Given data:
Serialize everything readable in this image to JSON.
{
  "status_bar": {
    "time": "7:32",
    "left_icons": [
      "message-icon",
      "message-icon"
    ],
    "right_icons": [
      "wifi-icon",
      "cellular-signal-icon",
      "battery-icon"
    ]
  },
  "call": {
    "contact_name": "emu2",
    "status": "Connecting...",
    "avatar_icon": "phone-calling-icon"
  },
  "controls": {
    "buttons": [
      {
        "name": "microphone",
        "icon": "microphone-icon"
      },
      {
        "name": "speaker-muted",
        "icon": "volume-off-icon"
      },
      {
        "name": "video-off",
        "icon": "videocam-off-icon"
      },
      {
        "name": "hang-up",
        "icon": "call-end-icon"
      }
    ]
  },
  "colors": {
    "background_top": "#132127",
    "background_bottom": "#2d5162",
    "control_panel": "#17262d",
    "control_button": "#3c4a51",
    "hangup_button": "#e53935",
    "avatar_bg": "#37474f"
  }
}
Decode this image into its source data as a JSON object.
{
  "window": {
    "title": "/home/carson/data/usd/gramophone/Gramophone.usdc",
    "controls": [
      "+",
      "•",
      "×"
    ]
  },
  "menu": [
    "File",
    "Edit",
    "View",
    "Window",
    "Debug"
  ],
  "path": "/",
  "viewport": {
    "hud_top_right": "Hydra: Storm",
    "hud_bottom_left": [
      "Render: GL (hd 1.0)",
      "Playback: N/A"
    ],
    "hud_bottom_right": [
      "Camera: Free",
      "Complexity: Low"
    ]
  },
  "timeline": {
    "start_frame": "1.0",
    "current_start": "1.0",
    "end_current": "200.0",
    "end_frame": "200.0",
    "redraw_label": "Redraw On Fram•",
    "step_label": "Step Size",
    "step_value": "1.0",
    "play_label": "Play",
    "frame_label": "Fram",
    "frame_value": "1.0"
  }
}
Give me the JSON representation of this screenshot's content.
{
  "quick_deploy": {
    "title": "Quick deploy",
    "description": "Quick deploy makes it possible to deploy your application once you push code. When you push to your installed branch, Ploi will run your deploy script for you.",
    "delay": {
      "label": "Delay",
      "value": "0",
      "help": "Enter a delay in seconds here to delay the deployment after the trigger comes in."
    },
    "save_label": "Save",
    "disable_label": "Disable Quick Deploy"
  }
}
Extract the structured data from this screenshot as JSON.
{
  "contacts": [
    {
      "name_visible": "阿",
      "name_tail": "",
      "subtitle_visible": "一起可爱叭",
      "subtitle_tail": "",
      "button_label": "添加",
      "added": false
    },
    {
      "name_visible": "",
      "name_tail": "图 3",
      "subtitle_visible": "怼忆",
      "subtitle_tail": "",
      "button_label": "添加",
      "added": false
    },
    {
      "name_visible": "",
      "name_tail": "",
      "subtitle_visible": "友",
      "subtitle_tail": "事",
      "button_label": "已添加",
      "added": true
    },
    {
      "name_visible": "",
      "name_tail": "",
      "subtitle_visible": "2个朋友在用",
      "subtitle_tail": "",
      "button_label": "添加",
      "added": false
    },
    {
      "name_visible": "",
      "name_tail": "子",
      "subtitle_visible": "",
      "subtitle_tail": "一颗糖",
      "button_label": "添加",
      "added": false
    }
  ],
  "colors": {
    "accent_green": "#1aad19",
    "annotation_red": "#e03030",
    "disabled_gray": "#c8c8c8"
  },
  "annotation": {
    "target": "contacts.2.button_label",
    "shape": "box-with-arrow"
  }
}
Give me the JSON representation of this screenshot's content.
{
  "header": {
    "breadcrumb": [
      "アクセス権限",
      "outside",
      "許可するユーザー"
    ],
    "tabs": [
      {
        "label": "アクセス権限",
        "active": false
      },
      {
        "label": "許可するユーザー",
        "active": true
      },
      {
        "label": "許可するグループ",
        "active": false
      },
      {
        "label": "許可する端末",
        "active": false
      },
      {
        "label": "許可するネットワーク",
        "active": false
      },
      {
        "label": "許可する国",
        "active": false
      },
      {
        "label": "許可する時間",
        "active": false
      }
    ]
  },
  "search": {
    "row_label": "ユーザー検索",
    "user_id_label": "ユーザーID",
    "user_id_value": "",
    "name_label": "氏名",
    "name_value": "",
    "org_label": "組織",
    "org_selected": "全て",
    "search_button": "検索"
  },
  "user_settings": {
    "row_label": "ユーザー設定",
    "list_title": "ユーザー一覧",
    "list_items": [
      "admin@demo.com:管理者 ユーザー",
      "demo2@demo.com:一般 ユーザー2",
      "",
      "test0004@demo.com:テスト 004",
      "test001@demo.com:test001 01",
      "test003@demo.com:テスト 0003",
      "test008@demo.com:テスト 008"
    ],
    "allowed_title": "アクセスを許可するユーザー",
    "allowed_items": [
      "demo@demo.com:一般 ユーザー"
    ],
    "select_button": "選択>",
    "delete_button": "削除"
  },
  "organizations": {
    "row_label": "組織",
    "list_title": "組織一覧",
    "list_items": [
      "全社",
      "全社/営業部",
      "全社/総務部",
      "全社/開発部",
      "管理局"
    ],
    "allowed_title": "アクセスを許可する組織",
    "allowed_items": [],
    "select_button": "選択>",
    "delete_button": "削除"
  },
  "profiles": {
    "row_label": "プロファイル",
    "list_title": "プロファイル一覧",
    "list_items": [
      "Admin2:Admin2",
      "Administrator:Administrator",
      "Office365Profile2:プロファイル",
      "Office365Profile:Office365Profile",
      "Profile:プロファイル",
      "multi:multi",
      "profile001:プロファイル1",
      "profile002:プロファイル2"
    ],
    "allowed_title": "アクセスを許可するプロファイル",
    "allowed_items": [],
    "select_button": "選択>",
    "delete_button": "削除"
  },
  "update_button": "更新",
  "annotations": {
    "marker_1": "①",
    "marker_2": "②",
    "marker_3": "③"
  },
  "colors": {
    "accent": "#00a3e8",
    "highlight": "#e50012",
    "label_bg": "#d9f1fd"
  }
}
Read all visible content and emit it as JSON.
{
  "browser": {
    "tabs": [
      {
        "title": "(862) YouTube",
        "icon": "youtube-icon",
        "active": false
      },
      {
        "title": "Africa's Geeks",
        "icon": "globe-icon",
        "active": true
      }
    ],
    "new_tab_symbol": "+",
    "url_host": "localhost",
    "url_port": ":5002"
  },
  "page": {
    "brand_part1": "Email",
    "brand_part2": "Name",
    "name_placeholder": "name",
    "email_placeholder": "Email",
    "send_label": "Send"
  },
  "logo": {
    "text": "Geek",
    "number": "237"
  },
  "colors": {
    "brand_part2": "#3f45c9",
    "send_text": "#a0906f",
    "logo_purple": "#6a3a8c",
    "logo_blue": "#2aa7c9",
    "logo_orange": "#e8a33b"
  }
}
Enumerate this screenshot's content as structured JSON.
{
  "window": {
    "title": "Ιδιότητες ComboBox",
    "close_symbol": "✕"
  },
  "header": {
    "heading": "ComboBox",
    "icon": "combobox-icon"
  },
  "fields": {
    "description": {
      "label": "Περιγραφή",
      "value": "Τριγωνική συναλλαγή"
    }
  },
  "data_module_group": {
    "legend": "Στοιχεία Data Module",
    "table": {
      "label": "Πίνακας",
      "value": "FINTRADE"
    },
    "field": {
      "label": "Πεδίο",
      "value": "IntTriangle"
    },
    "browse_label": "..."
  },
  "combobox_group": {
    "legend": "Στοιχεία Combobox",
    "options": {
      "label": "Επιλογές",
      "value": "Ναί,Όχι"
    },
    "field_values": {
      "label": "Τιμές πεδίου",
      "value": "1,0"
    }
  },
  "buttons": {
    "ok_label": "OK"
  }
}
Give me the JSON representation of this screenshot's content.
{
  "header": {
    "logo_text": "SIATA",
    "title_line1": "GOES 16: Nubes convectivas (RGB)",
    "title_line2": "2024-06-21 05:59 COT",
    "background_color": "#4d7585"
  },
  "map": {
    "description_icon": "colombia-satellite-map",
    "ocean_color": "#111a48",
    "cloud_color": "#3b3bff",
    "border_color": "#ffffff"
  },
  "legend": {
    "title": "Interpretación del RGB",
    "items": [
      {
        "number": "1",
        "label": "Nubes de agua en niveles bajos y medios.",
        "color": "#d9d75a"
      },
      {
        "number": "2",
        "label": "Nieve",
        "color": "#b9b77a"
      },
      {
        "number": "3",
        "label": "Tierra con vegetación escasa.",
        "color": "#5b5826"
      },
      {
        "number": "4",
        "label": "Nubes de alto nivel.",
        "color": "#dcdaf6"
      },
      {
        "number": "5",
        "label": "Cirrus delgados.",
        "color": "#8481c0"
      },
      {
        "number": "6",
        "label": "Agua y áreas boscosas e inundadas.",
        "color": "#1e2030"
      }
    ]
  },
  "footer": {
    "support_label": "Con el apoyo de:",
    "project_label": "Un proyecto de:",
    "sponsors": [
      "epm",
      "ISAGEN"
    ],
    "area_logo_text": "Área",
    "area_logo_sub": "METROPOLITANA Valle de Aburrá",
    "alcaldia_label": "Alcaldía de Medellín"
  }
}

Stated exercise: Among the records above, find each line holding the string "JSON" and pull it out.

Response:
Serialize everything readable in this image to JSON.
Decode this image into its source data as a JSON object.
Give me the JSON representation of this screenshot's content.
Extract the structured data from this screenshot as JSON.
Give me the JSON representation of this screenshot's content.
Read all visible content and emit it as JSON.
Enumerate this screenshot's content as structured JSON.
Give me the JSON representation of this screenshot's content.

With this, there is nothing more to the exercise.